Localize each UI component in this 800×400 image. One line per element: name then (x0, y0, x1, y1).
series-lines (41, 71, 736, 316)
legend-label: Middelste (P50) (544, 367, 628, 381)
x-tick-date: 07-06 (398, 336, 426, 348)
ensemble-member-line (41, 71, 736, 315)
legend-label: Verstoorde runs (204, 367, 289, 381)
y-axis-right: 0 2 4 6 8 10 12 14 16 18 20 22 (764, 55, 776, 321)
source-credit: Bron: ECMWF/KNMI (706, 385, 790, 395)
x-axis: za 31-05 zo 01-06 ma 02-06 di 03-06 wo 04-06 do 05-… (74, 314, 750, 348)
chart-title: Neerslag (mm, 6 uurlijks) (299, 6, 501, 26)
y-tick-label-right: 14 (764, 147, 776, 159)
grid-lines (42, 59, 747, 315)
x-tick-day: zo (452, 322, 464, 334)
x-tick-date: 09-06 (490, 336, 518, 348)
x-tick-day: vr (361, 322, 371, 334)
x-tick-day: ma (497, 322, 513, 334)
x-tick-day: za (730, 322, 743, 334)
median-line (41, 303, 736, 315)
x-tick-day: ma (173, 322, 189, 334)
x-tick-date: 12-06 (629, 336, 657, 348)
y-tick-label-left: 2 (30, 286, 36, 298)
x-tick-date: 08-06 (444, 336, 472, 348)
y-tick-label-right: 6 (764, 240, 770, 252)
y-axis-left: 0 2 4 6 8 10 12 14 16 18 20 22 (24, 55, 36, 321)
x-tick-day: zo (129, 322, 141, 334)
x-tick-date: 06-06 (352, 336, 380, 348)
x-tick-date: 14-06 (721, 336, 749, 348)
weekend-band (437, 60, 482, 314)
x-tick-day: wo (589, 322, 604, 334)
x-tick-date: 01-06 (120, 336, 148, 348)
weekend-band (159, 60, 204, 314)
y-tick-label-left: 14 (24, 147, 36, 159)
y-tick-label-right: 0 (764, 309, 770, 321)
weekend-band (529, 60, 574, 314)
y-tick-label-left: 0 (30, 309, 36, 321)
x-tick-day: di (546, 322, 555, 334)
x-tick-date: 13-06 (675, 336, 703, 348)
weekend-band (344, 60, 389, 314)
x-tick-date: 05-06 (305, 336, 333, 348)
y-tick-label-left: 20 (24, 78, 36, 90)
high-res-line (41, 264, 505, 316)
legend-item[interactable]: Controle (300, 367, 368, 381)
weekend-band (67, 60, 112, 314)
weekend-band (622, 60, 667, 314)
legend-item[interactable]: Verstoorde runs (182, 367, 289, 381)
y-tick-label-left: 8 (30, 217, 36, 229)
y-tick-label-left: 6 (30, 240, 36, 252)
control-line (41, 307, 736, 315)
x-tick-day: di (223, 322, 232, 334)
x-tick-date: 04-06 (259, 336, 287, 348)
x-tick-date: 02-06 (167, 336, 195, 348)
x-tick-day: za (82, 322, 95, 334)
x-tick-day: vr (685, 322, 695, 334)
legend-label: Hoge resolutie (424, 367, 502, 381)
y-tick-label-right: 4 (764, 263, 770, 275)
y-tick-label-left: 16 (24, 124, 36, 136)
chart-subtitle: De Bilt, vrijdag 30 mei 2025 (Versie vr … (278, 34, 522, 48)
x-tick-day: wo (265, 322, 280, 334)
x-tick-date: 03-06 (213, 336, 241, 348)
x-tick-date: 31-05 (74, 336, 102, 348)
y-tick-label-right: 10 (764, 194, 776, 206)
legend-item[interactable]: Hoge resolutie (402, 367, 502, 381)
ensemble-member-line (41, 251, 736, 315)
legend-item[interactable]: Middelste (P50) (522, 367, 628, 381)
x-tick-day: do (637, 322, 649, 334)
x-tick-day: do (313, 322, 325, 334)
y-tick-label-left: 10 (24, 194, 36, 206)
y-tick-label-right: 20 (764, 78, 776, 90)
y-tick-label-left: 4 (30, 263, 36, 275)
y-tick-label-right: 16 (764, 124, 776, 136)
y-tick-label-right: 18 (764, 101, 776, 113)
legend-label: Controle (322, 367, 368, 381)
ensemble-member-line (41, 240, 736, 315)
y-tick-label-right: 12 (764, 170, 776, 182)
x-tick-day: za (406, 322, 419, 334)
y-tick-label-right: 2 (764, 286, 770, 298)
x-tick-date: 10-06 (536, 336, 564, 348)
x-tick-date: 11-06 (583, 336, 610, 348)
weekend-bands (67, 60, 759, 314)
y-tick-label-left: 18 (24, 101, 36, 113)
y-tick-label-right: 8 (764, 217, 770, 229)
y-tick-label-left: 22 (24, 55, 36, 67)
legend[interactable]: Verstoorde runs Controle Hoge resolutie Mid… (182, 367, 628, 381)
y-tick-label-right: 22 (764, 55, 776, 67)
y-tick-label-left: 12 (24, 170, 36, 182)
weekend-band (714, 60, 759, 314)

# EXERCISE OBJECTIVE
Update the records by replacing every "Verstoorde runs" with "Perturbed runs", and keep everything else unchanged.

# RESULT OF THE EXERCISE
Localize each UI component in this 800×400 image. One line per element: name then (x0, y0, x1, y1).
series-lines (41, 71, 736, 316)
legend-label: Middelste (P50) (544, 367, 628, 381)
x-tick-date: 07-06 (398, 336, 426, 348)
ensemble-member-line (41, 71, 736, 315)
legend-label: Perturbed runs (204, 367, 289, 381)
y-axis-right: 0 2 4 6 8 10 12 14 16 18 20 22 (764, 55, 776, 321)
source-credit: Bron: ECMWF/KNMI (706, 385, 790, 395)
x-axis: za 31-05 zo 01-06 ma 02-06 di 03-06 wo 04-06 do 05-… (74, 314, 750, 348)
chart-title: Neerslag (mm, 6 uurlijks) (299, 6, 501, 26)
y-tick-label-right: 14 (764, 147, 776, 159)
grid-lines (42, 59, 747, 315)
x-tick-day: zo (452, 322, 464, 334)
x-tick-date: 09-06 (490, 336, 518, 348)
x-tick-day: vr (361, 322, 371, 334)
x-tick-day: ma (497, 322, 513, 334)
x-tick-day: za (730, 322, 743, 334)
median-line (41, 303, 736, 315)
x-tick-day: ma (173, 322, 189, 334)
x-tick-date: 12-06 (629, 336, 657, 348)
y-tick-label-left: 2 (30, 286, 36, 298)
x-tick-date: 08-06 (444, 336, 472, 348)
y-tick-label-right: 6 (764, 240, 770, 252)
y-axis-left: 0 2 4 6 8 10 12 14 16 18 20 22 (24, 55, 36, 321)
x-tick-day: zo (129, 322, 141, 334)
x-tick-date: 06-06 (352, 336, 380, 348)
x-tick-date: 14-06 (721, 336, 749, 348)
weekend-band (437, 60, 482, 314)
x-tick-day: wo (589, 322, 604, 334)
x-tick-date: 01-06 (120, 336, 148, 348)
weekend-band (159, 60, 204, 314)
y-tick-label-left: 14 (24, 147, 36, 159)
y-tick-label-right: 0 (764, 309, 770, 321)
weekend-band (529, 60, 574, 314)
y-tick-label-left: 0 (30, 309, 36, 321)
x-tick-day: di (546, 322, 555, 334)
x-tick-date: 13-06 (675, 336, 703, 348)
weekend-band (344, 60, 389, 314)
x-tick-date: 05-06 (305, 336, 333, 348)
y-tick-label-left: 20 (24, 78, 36, 90)
high-res-line (41, 264, 505, 316)
legend-item[interactable]: Controle (300, 367, 368, 381)
weekend-band (67, 60, 112, 314)
weekend-band (622, 60, 667, 314)
legend-item[interactable]: Perturbed runs (182, 367, 289, 381)
y-tick-label-left: 8 (30, 217, 36, 229)
y-tick-label-left: 6 (30, 240, 36, 252)
control-line (41, 307, 736, 315)
x-tick-day: di (223, 322, 232, 334)
x-tick-date: 04-06 (259, 336, 287, 348)
x-tick-date: 02-06 (167, 336, 195, 348)
x-tick-day: za (82, 322, 95, 334)
x-tick-day: vr (685, 322, 695, 334)
legend-label: Hoge resolutie (424, 367, 502, 381)
y-tick-label-right: 4 (764, 263, 770, 275)
y-tick-label-left: 16 (24, 124, 36, 136)
chart-subtitle: De Bilt, vrijdag 30 mei 2025 (Versie vr … (278, 34, 522, 48)
x-tick-day: wo (265, 322, 280, 334)
x-tick-date: 03-06 (213, 336, 241, 348)
x-tick-date: 31-05 (74, 336, 102, 348)
y-tick-label-right: 10 (764, 194, 776, 206)
legend-item[interactable]: Hoge resolutie (402, 367, 502, 381)
ensemble-member-line (41, 251, 736, 315)
legend-item[interactable]: Middelste (P50) (522, 367, 628, 381)
x-tick-day: do (637, 322, 649, 334)
x-tick-day: do (313, 322, 325, 334)
y-tick-label-left: 10 (24, 194, 36, 206)
y-tick-label-right: 20 (764, 78, 776, 90)
y-tick-label-left: 4 (30, 263, 36, 275)
y-tick-label-right: 16 (764, 124, 776, 136)
y-tick-label-right: 18 (764, 101, 776, 113)
legend-label: Controle (322, 367, 368, 381)
ensemble-member-line (41, 240, 736, 315)
y-tick-label-right: 12 (764, 170, 776, 182)
x-tick-day: za (406, 322, 419, 334)
y-tick-label-right: 2 (764, 286, 770, 298)
x-tick-date: 10-06 (536, 336, 564, 348)
x-tick-date: 11-06 (583, 336, 610, 348)
weekend-bands (67, 60, 759, 314)
y-tick-label-left: 18 (24, 101, 36, 113)
y-tick-label-right: 8 (764, 217, 770, 229)
y-tick-label-left: 22 (24, 55, 36, 67)
legend[interactable]: Perturbed runs Controle Hoge resolutie Mid… (182, 367, 628, 381)
y-tick-label-right: 22 (764, 55, 776, 67)
y-tick-label-left: 12 (24, 170, 36, 182)
weekend-band (714, 60, 759, 314)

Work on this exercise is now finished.